## TASK A
Duplicate the full excerpt on digital transformation in manufacturing word for word.

## EXCERPT PROVIDED
┄┄┄┄┄┄┄┄┄┄┄┄┄┄┄┄┄┄┄┄
The senior leadership in any business must be at the forefront of the cultural and technological changes that drive digital transformation. In a McKinsey survey on Digital Transformation in 2022, 73% of leading companies say that senior leadership must be involved in shaping the company-wide strategy on technology. If you are in a position to promote digital transformation in your organization, then please read on.

This article will cover:

o What are some examples of digital transformation in manufacturing?
o Why should companies implement digital transformation?
o Where should companies start?

Examples of Digital Transformation in Manufacturing

There are six key aspects of digital transformation as they relate to manufacturing. These are:

1. Automation & Digitalization

2. 3D Printing

3. The Industrial Internet of Things (IIoT) and Smart Sensors

4. Augmented Reality (AR)

5. Artificial Intelligence and Machine Learning (AI/ML)

6. Analytics and Automated Business Processes


1. Automation and Digitization
Manufacturers are constantly striving to gain better control of their processes and understand the strengths and weaknesses of their products. Advanced automation techniques for each manufacturing stage, including inspection and production, are at the forefront of digital transformation.
┄┄┄┄┄┄┄┄┄┄┄┄┄┄┄┄┄┄┄┄
Dataset items

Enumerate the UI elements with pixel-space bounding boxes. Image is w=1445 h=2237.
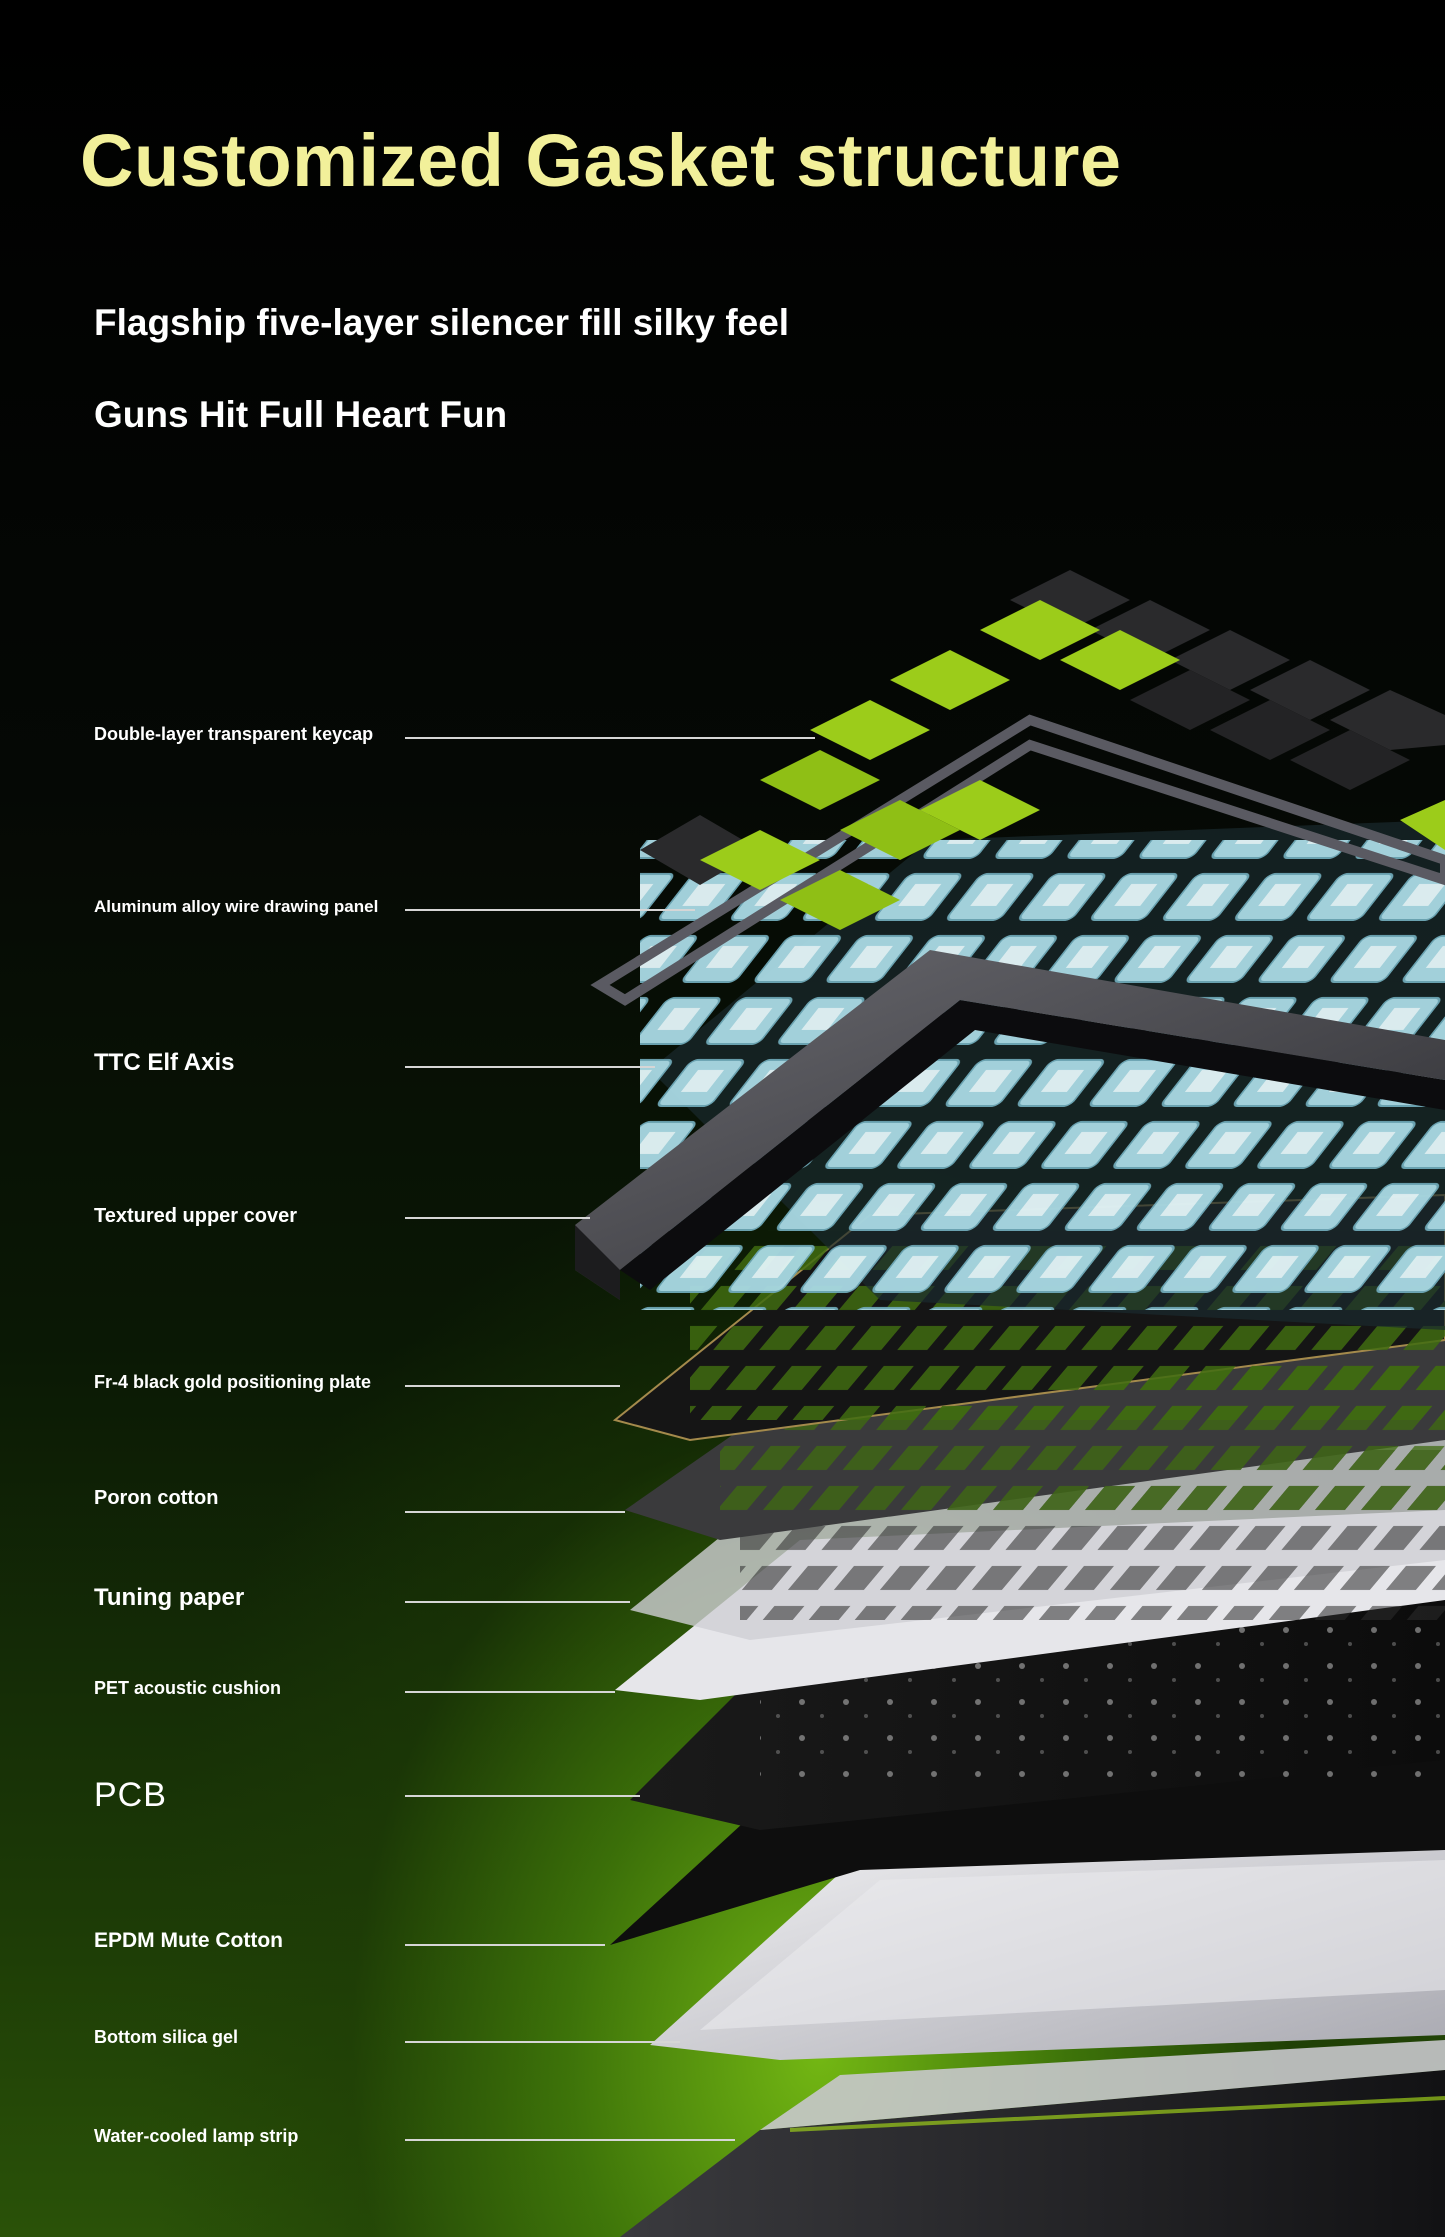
label-positioning-plate: Fr-4 black gold positioning plate <box>94 1372 372 1392</box>
leader-line-lamp-strip <box>405 2139 735 2141</box>
leader-line-upper-cover <box>405 1217 590 1219</box>
leader-line-panel <box>405 909 695 911</box>
label-pet-cushion: PET acoustic cushion <box>94 1678 282 1698</box>
leader-line-tuning-paper <box>405 1601 630 1603</box>
leader-line-keycap <box>405 737 815 739</box>
label-switch: TTC Elf Axis <box>94 1049 235 1076</box>
label-panel: Aluminum alloy wire drawing panel <box>94 897 379 916</box>
subtitle-silencer: Flagship five-layer silencer fill silky … <box>94 302 790 343</box>
leader-line-pcb <box>405 1795 640 1797</box>
label-epdm: EPDM Mute Cotton <box>94 1929 283 1952</box>
label-upper-cover: Textured upper cover <box>94 1205 298 1227</box>
label-lamp-strip: Water-cooled lamp strip <box>94 2126 299 2146</box>
label-silica-gel: Bottom silica gel <box>94 2027 239 2047</box>
label-pcb: PCB <box>94 1776 167 1814</box>
leader-line-silica-gel <box>405 2041 680 2043</box>
leader-line-pet-cushion <box>405 1691 615 1693</box>
leader-line-positioning-plate <box>405 1385 620 1387</box>
page-title: Customized Gasket structure <box>80 119 1122 202</box>
subtitle-fun: Guns Hit Full Heart Fun <box>94 394 508 435</box>
leader-line-switch <box>405 1066 655 1068</box>
leader-line-poron <box>405 1511 625 1513</box>
label-tuning-paper: Tuning paper <box>94 1584 245 1611</box>
label-poron: Poron cotton <box>94 1487 219 1509</box>
leader-line-epdm <box>405 1944 605 1946</box>
keycaps-green <box>700 600 1445 930</box>
label-keycap: Double-layer transparent keycap <box>94 724 374 744</box>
┄┄┄┄┄┄┄┄┄┄┄┄┄┄┄┄┄┄┄┄
## TASK B
Rename "cushion" to "pad" in the listing lines from the line with "label-positioning-plate: Fr-4 black" to the line with "leader-line-switch <box>405 1066", and return only those lines with nothing else altered.

## CORRECT RESPONSE A
The senior leadership in any business must be at the forefront of the cultural and technological changes that drive digital transformation. In a McKinsey survey on Digital Transformation in 2022, 73% of leading companies say that senior leadership must be involved in shaping the company-wide strategy on technology. If you are in a position to promote digital transformation in your organization, then please read on.

This article will cover:

o What are some examples of digital transformation in manufacturing?
o Why should companies implement digital transformation?
o Where should companies start?

Examples of Digital Transformation in Manufacturing

There are six key aspects of digital transformation as they relate to manufacturing. These are:

1. Automation & Digitalization

2. 3D Printing

3. The Industrial Internet of Things (IIoT) and Smart Sensors

4. Augmented Reality (AR)

5. Artificial Intelligence and Machine Learning (AI/ML)

6. Analytics and Automated Business Processes


1. Automation and Digitization
Manufacturers are constantly striving to gain better control of their processes and understand the strengths and weaknesses of their products. Advanced automation techniques for each manufacturing stage, including inspection and production, are at the forefront of digital transformation.

## CORRECT RESPONSE B
label-positioning-plate: Fr-4 black gold positioning plate <box>94 1372 372 1392</box>
leader-line-lamp-strip <box>405 2139 735 2141</box>
leader-line-upper-cover <box>405 1217 590 1219</box>
leader-line-panel <box>405 909 695 911</box>
label-pet-pad: PET acoustic pad <box>94 1678 282 1698</box>
leader-line-tuning-paper <box>405 1601 630 1603</box>
leader-line-keycap <box>405 737 815 739</box>
label-switch: TTC Elf Axis <box>94 1049 235 1076</box>
label-panel: Aluminum alloy wire drawing panel <box>94 897 379 916</box>
subtitle-silencer: Flagship five-layer silencer fill silky … <box>94 302 790 343</box>
leader-line-pcb <box>405 1795 640 1797</box>
label-epdm: EPDM Mute Cotton <box>94 1929 283 1952</box>
label-upper-cover: Textured upper cover <box>94 1205 298 1227</box>
label-lamp-strip: Water-cooled lamp strip <box>94 2126 299 2146</box>
label-silica-gel: Bottom silica gel <box>94 2027 239 2047</box>
label-pcb: PCB <box>94 1776 167 1814</box>
leader-line-silica-gel <box>405 2041 680 2043</box>
leader-line-pet-pad <box>405 1691 615 1693</box>
leader-line-positioning-plate <box>405 1385 620 1387</box>
page-title: Customized Gasket structure <box>80 119 1122 202</box>
subtitle-fun: Guns Hit Full Heart Fun <box>94 394 508 435</box>
leader-line-switch <box>405 1066 655 1068</box>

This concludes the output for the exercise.